Figure contents as structured data:
[START]
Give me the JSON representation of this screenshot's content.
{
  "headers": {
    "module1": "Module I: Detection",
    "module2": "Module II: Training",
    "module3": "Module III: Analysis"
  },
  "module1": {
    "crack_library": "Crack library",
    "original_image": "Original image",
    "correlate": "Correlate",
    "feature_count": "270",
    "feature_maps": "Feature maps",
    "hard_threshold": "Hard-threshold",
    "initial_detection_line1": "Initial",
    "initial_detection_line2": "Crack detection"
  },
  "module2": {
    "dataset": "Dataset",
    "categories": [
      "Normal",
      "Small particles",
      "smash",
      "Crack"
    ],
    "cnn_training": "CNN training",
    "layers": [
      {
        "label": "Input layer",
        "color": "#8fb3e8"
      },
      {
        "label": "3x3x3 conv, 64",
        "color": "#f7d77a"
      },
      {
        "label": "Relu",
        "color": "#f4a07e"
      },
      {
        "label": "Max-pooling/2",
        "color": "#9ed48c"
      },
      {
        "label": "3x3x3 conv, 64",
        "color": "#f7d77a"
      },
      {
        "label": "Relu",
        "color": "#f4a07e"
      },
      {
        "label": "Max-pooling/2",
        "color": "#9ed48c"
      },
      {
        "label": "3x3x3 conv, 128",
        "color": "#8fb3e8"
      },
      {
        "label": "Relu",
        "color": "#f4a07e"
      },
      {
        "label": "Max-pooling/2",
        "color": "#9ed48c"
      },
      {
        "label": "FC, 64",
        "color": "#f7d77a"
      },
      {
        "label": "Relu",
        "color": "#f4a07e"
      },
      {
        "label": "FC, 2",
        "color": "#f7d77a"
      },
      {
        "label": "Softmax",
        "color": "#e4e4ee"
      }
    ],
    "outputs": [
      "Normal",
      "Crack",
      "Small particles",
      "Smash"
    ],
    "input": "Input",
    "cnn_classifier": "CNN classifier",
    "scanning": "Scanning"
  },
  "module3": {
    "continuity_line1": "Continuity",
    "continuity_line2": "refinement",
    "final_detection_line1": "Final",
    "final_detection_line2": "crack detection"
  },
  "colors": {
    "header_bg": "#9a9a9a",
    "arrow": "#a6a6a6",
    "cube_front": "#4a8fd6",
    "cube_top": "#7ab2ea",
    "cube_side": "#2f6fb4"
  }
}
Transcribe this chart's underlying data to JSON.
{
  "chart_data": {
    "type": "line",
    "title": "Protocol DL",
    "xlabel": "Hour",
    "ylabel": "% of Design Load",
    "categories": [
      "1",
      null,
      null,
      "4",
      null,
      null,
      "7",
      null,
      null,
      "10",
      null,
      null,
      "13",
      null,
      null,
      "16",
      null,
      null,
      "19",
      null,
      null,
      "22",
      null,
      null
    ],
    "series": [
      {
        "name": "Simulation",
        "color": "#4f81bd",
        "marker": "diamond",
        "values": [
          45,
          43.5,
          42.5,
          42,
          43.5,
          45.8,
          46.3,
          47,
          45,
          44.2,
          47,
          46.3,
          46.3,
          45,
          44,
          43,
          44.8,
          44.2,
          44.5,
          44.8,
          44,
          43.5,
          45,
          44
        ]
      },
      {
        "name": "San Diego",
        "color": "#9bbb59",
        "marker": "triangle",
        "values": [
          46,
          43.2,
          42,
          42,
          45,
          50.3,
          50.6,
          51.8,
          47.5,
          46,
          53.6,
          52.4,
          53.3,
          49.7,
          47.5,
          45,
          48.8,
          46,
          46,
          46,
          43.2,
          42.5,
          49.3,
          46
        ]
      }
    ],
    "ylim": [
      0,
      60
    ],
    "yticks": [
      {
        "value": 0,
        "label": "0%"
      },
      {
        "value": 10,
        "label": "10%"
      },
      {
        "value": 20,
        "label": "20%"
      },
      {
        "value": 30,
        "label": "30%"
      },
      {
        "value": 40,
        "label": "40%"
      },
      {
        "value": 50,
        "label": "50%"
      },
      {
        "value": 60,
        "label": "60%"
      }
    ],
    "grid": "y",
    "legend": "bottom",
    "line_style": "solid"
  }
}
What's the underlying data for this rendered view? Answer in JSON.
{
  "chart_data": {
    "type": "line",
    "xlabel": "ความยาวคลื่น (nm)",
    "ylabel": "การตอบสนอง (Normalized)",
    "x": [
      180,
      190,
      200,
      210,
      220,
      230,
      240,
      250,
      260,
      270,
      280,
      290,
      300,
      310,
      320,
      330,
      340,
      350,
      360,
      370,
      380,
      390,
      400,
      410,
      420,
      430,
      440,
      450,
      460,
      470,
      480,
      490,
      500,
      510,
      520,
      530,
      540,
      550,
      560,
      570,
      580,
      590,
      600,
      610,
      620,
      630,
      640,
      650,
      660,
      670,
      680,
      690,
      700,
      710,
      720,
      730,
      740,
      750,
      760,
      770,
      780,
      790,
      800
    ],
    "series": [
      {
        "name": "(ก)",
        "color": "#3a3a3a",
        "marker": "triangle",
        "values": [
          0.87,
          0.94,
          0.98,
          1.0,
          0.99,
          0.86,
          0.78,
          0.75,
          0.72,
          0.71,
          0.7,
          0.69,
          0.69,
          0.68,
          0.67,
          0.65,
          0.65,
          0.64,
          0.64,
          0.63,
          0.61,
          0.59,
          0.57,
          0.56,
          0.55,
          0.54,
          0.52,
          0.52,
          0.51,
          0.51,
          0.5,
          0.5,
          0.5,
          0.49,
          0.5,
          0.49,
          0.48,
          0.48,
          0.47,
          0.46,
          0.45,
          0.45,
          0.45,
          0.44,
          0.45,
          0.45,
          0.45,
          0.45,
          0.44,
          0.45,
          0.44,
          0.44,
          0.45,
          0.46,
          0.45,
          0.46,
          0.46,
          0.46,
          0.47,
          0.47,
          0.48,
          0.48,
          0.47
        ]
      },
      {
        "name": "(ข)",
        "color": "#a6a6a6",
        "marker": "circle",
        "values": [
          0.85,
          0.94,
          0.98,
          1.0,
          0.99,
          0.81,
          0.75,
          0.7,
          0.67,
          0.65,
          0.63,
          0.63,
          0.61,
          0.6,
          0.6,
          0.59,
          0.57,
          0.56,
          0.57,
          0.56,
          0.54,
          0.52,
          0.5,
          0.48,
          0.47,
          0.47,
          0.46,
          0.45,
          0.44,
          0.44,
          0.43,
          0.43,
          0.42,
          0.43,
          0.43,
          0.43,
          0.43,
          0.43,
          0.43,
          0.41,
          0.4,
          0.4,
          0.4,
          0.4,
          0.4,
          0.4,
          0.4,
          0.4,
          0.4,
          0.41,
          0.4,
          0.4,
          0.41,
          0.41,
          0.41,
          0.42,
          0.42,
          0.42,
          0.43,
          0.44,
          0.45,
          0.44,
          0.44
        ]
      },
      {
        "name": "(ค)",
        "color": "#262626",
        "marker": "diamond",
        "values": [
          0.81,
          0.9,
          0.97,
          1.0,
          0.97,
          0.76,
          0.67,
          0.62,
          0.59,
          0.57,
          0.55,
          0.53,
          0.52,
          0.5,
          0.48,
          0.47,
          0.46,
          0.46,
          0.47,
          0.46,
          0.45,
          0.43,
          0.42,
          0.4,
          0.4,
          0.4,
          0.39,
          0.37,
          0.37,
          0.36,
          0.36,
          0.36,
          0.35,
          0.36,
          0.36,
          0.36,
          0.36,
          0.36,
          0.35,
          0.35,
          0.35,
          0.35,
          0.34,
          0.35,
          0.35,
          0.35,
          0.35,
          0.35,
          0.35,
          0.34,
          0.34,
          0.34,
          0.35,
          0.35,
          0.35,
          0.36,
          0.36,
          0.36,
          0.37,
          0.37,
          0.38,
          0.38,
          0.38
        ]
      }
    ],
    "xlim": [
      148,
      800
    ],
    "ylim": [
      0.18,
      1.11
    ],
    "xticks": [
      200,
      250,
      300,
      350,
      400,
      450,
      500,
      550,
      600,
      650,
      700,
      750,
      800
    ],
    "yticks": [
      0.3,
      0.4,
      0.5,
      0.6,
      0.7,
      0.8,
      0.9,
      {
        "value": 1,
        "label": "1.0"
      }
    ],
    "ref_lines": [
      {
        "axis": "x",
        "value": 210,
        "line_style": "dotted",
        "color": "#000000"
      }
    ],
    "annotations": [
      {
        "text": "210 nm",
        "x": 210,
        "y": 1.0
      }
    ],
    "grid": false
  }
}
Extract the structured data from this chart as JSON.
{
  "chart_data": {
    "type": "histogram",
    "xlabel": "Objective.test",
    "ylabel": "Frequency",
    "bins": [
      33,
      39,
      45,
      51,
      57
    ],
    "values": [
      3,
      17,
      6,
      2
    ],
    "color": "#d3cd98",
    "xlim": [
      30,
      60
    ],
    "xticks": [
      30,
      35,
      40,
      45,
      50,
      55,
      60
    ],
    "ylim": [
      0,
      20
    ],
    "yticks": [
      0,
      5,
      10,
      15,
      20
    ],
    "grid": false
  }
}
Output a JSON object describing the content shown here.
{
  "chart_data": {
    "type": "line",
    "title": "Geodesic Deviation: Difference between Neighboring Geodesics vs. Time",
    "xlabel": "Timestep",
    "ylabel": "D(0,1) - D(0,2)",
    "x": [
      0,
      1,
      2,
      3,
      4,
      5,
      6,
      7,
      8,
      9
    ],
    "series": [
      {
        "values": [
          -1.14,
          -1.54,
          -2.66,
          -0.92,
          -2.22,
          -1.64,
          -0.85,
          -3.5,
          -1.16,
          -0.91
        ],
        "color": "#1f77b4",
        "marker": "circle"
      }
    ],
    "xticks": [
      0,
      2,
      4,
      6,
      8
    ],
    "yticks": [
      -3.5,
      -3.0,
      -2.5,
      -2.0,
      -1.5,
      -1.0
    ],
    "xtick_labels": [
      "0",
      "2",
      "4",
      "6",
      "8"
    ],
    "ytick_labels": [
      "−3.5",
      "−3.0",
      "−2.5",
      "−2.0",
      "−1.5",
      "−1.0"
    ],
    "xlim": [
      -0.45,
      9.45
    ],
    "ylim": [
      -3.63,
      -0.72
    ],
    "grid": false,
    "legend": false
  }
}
[END]
From the "Output a JSON" line to the close of the listing, restate each line word for word.

Output a JSON object describing the content shown here.
{
  "chart_data": {
    "type": "line",
    "title": "Geodesic Deviation: Difference between Neighboring Geodesics vs. Time",
    "xlabel": "Timestep",
    "ylabel": "D(0,1) - D(0,2)",
    "x": [
      0,
      1,
      2,
      3,
      4,
      5,
      6,
      7,
      8,
      9
    ],
    "series": [
      {
        "values": [
          -1.14,
          -1.54,
          -2.66,
          -0.92,
          -2.22,
          -1.64,
          -0.85,
          -3.5,
          -1.16,
          -0.91
        ],
        "color": "#1f77b4",
        "marker": "circle"
      }
    ],
    "xticks": [
      0,
      2,
      4,
      6,
      8
    ],
    "yticks": [
      -3.5,
      -3.0,
      -2.5,
      -2.0,
      -1.5,
      -1.0
    ],
    "xtick_labels": [
      "0",
      "2",
      "4",
      "6",
      "8"
    ],
    "ytick_labels": [
      "−3.5",
      "−3.0",
      "−2.5",
      "−2.0",
      "−1.5",
      "−1.0"
    ],
    "xlim": [
      -0.45,
      9.45
    ],
    "ylim": [
      -3.63,
      -0.72
    ],
    "grid": false,
    "legend": false
  }
}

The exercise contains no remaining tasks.